=== Aim of the task ===
Every line below that mentions the word "name" should be copied out.

=== Records to process ===
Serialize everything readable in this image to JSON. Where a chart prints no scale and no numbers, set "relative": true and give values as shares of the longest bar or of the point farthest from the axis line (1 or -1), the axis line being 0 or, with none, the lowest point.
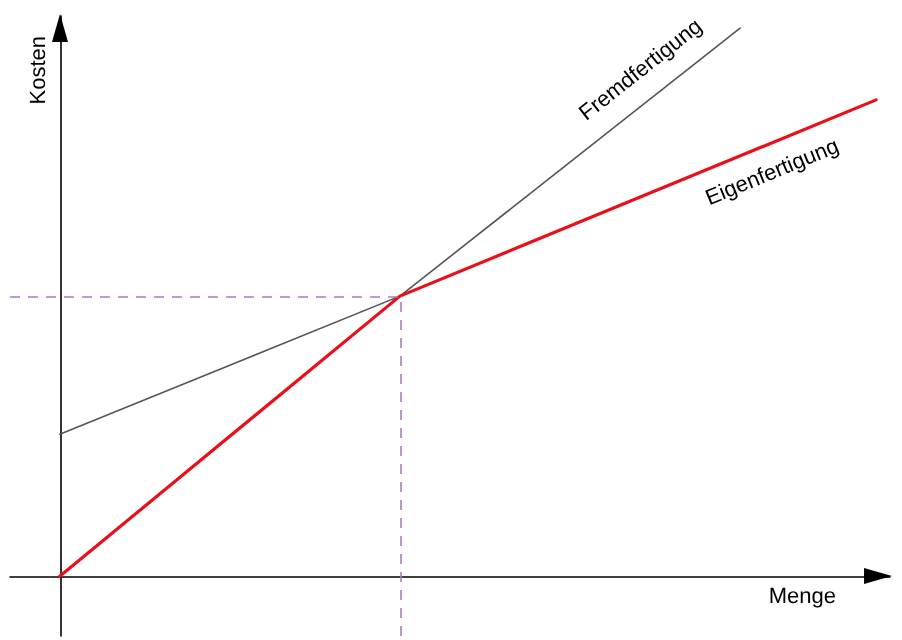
{
  "chart_data": {
    "type": "line",
    "relative": true,
    "xlabel": "Menge",
    "ylabel": "Kosten",
    "categories": [
      null,
      null,
      null,
      null,
      null,
      null,
      null,
      null,
      null,
      null,
      null,
      null,
      null
    ],
    "series": [
      {
        "name": "Fremdfertigung",
        "color": "#555555",
        "values": [
          0.259,
          null,
          null,
          null,
          null,
          0.511,
          null,
          null,
          null,
          null,
          1,
          null,
          null
        ]
      },
      {
        "name": "Eigenfertigung",
        "color": "#e8101a",
        "values": [
          0,
          null,
          null,
          null,
          null,
          0.511,
          null,
          null,
          null,
          null,
          null,
          null,
          0.869
        ]
      }
    ],
    "ref_lines": [
      {
        "axis": "y",
        "value": 0.511,
        "color": "#a97cbf",
        "line_style": "dashed"
      }
    ],
    "grid": false,
    "legend": false,
    "marker": "none",
    "line_style": "solid"
  }
}
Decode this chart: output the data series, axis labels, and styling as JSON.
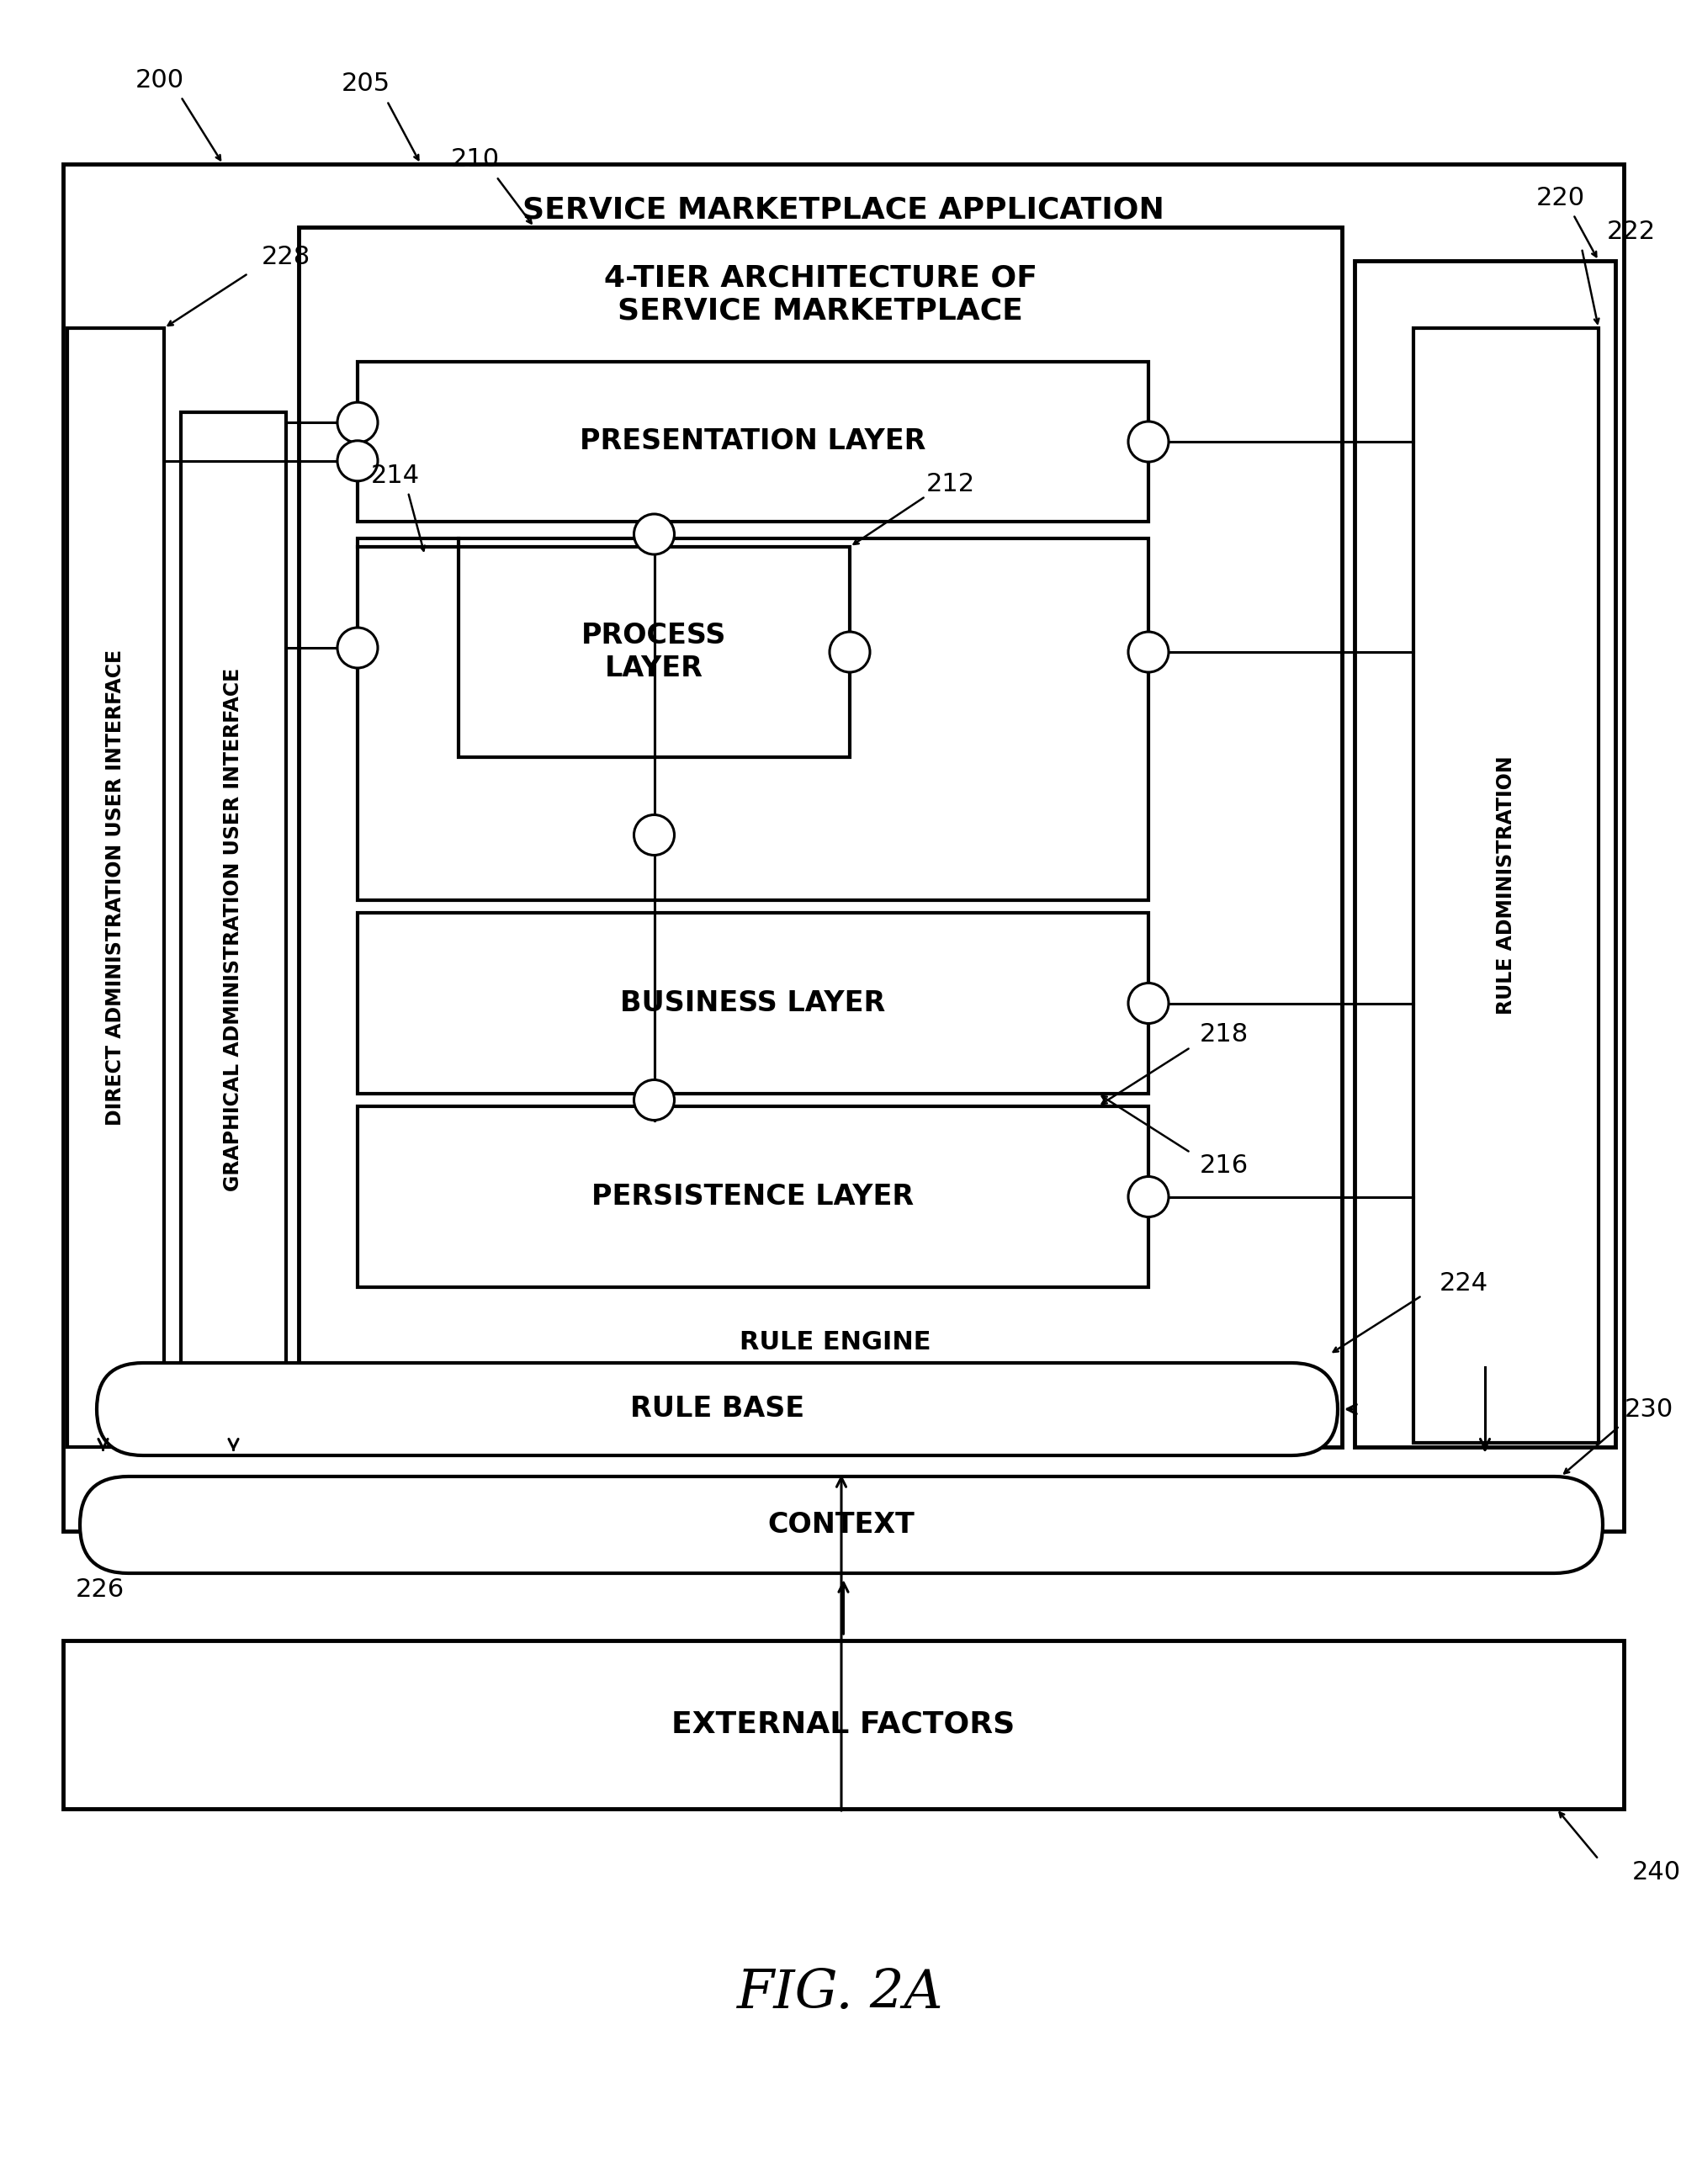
{
  "fig_label": "FIG. 2A",
  "bg_color": "#ffffff",
  "label_200": "200",
  "label_205": "205",
  "label_210": "210",
  "label_212": "212",
  "label_214": "214",
  "label_216": "216",
  "label_218": "218",
  "label_220": "220",
  "label_222": "222",
  "label_224": "224",
  "label_226": "226",
  "label_228": "228",
  "label_230": "230",
  "label_240": "240",
  "text_sma": "SERVICE MARKETPLACE APPLICATION",
  "text_4tier": "4-TIER ARCHITECTURE OF\nSERVICE MARKETPLACE",
  "text_presentation": "PRESENTATION LAYER",
  "text_process": "PROCESS\nLAYER",
  "text_business": "BUSINESS LAYER",
  "text_persistence": "PERSISTENCE LAYER",
  "text_rule_engine": "RULE ENGINE",
  "text_rule_base": "RULE BASE",
  "text_context": "CONTEXT",
  "text_external": "EXTERNAL FACTORS",
  "text_direct": "DIRECT ADMINISTRATION USER INTERFACE",
  "text_graphical": "GRAPHICAL ADMINISTRATION USER INTERFACE",
  "text_rule_admin": "RULE ADMINISTRATION"
}
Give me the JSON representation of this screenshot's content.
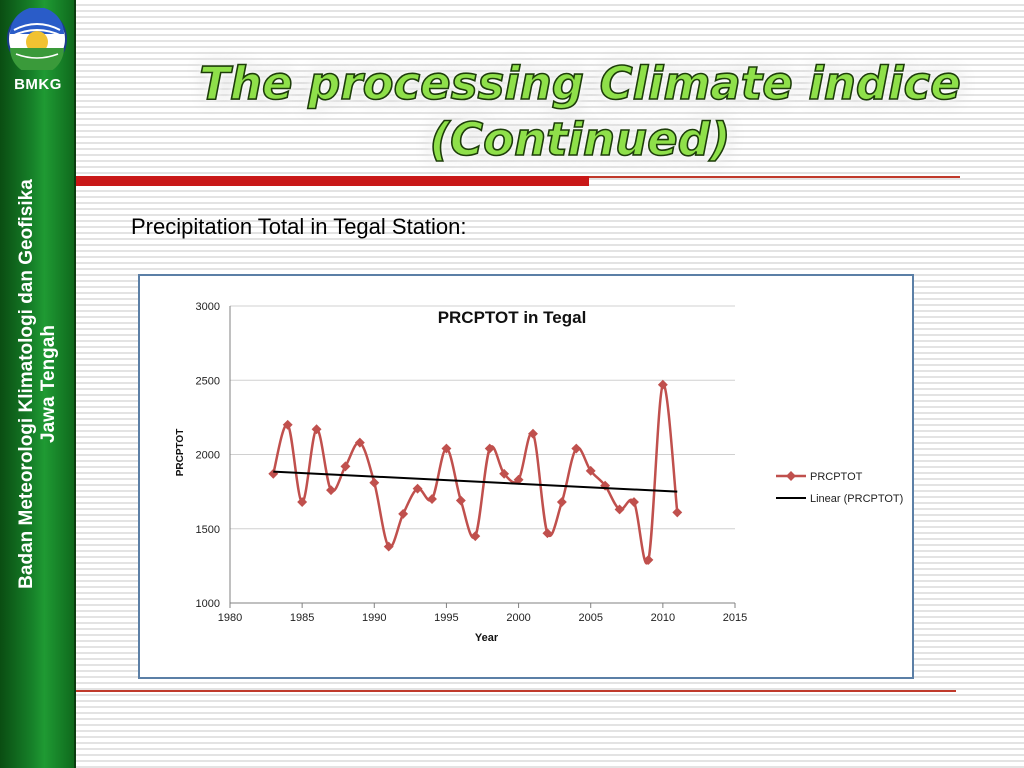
{
  "sidebar": {
    "org_short": "BMKG",
    "org_line1": "Badan Meteorologi Klimatologi dan Geofisika",
    "org_line2": "Jawa Tengah"
  },
  "slide": {
    "title_line1": "The processing Climate indice",
    "title_line2": "(Continued)",
    "subtitle": "Precipitation Total in Tegal Station:"
  },
  "colors": {
    "sidebar_green": "#17832a",
    "title_green": "#8fe04a",
    "rule_red": "#c91818",
    "series_color": "#c0504d",
    "trend_color": "#000000",
    "frame_border": "#5b7fa6"
  },
  "chart_data": {
    "type": "line",
    "title": "PRCPTOT in Tegal",
    "xlabel": "Year",
    "ylabel": "PRCPTOT",
    "xlim": [
      1980,
      2015
    ],
    "ylim": [
      1000,
      3000
    ],
    "xticks": [
      1980,
      1985,
      1990,
      1995,
      2000,
      2005,
      2010,
      2015
    ],
    "yticks": [
      1000,
      1500,
      2000,
      2500,
      3000
    ],
    "grid": "horizontal",
    "legend_position": "right",
    "series": [
      {
        "name": "PRCPTOT",
        "style": "smoothed line with diamond markers",
        "x": [
          1983,
          1984,
          1985,
          1986,
          1987,
          1988,
          1989,
          1990,
          1991,
          1992,
          1993,
          1994,
          1995,
          1996,
          1997,
          1998,
          1999,
          2000,
          2001,
          2002,
          2003,
          2004,
          2005,
          2006,
          2007,
          2008,
          2009,
          2010,
          2011
        ],
        "values": [
          1870,
          2200,
          1680,
          2170,
          1760,
          1920,
          2080,
          1810,
          1380,
          1600,
          1770,
          1700,
          2040,
          1690,
          1450,
          2040,
          1870,
          1830,
          2140,
          1470,
          1680,
          2040,
          1890,
          1790,
          1630,
          1680,
          1290,
          2470,
          1610
        ]
      },
      {
        "name": "Linear (PRCPTOT)",
        "style": "straight trend line",
        "x": [
          1983,
          2011
        ],
        "values": [
          1885,
          1750
        ]
      }
    ]
  }
}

=== Exercise result ===
        "name": "Fremdfertigung",
        "name": "Eigenfertigung",
        "name": "PRCPTOT",
        "name": "Linear (PRCPTOT)",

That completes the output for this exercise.